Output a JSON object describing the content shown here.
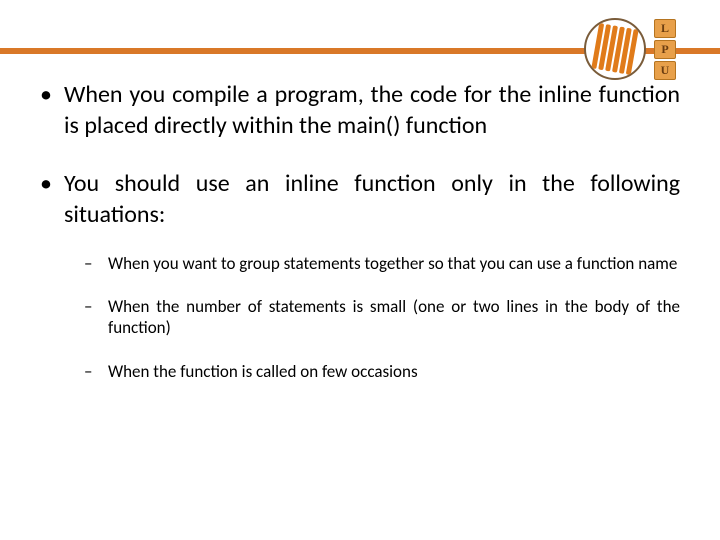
{
  "header": {
    "badges": [
      "L",
      "P",
      "U"
    ]
  },
  "bullets": [
    {
      "text": "When you compile a program, the code for the inline function is placed directly within the main() function",
      "sub": []
    },
    {
      "text": "You should use an inline function only in the following situations:",
      "sub": [
        "When you want to group statements together so that you can use a function name",
        "When the number of statements is small (one or two lines in the body of the function)",
        "When the function is called on few occasions"
      ]
    }
  ]
}
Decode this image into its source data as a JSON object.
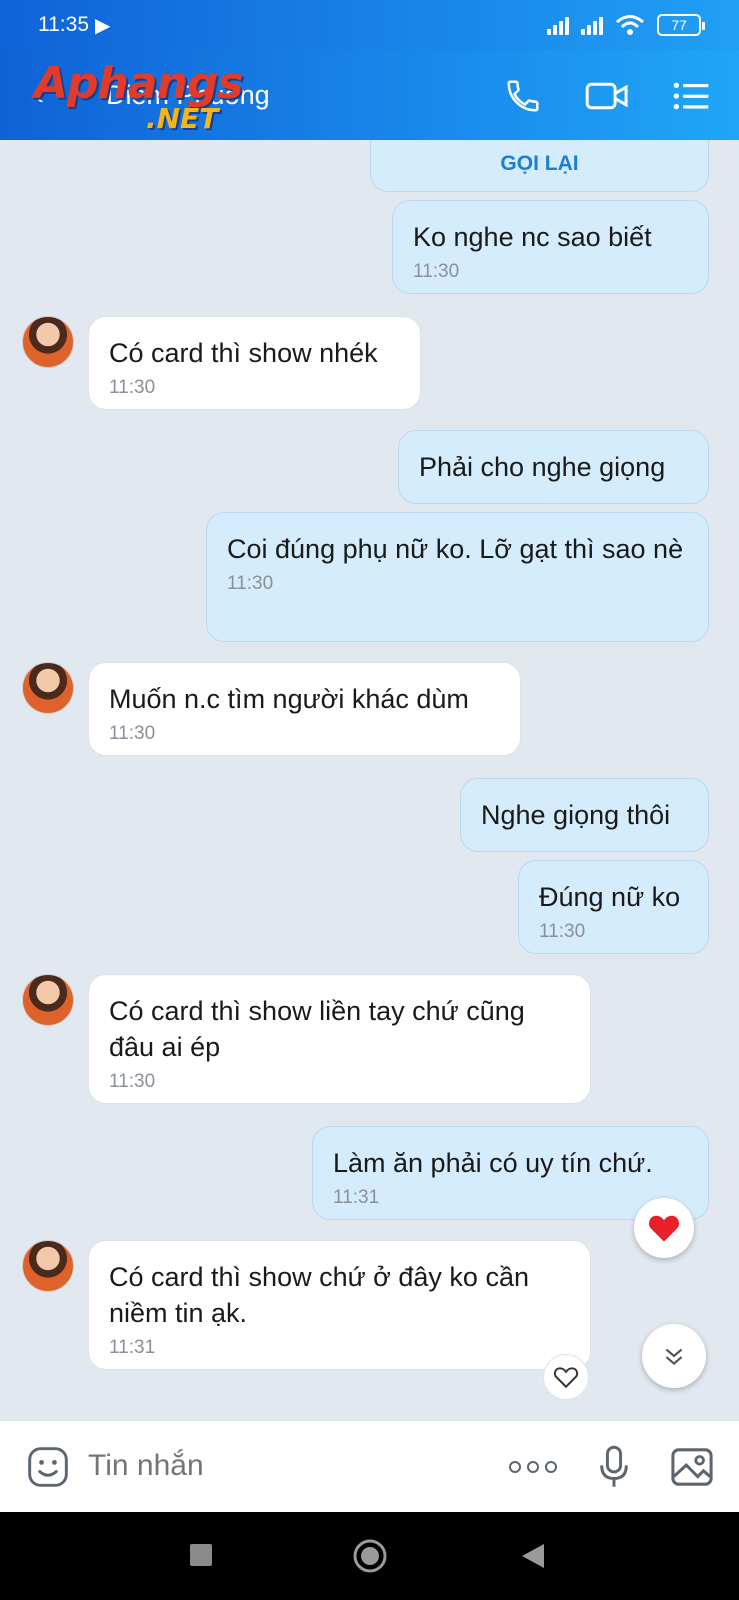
{
  "status_bar": {
    "time": "11:35",
    "battery": "77"
  },
  "header": {
    "contact_name": "Diem Phuong",
    "watermark_main": "Aphangs",
    "watermark_sub": ".NET"
  },
  "callback_label": "GỌI LẠI",
  "messages": [
    {
      "dir": "out",
      "text": "Ko nghe nc sao biết",
      "time": "11:30"
    },
    {
      "dir": "in",
      "text": "Có card thì show nhék",
      "time": "11:30"
    },
    {
      "dir": "out",
      "text": "Phải cho nghe giọng",
      "time": ""
    },
    {
      "dir": "out",
      "text": "Coi đúng phụ nữ ko. Lỡ gạt thì sao nè",
      "time": "11:30"
    },
    {
      "dir": "in",
      "text": "Muốn n.c tìm người khác dùm",
      "time": "11:30"
    },
    {
      "dir": "out",
      "text": "Nghe giọng thôi",
      "time": ""
    },
    {
      "dir": "out",
      "text": "Đúng nữ ko",
      "time": "11:30"
    },
    {
      "dir": "in",
      "text": "Có card thì show liền tay chứ cũng đâu ai ép",
      "time": "11:30"
    },
    {
      "dir": "out",
      "text": "Làm ăn phải có uy tín chứ.",
      "time": "11:31"
    },
    {
      "dir": "in",
      "text": "Có card thì show chứ ở đây ko cần niềm tin ạk.",
      "time": "11:31"
    }
  ],
  "input": {
    "placeholder": "Tin nhắn"
  },
  "colors": {
    "accent": "#1a86ea",
    "outgoing_bubble": "#d5ecfd",
    "incoming_bubble": "#ffffff",
    "heart": "#e8202a"
  },
  "icons": [
    "phone-icon",
    "video-call-icon",
    "menu-list-icon",
    "sticker-icon",
    "more-icon",
    "microphone-icon",
    "image-icon",
    "heart-icon",
    "scroll-down-icon"
  ]
}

#### Exercise objective:
Pull out every line holding "JSON" from the records above, and copy it.

#### Expected answer:
Output a JSON object describing the content shown here.
Decode this image into its source data as a JSON object.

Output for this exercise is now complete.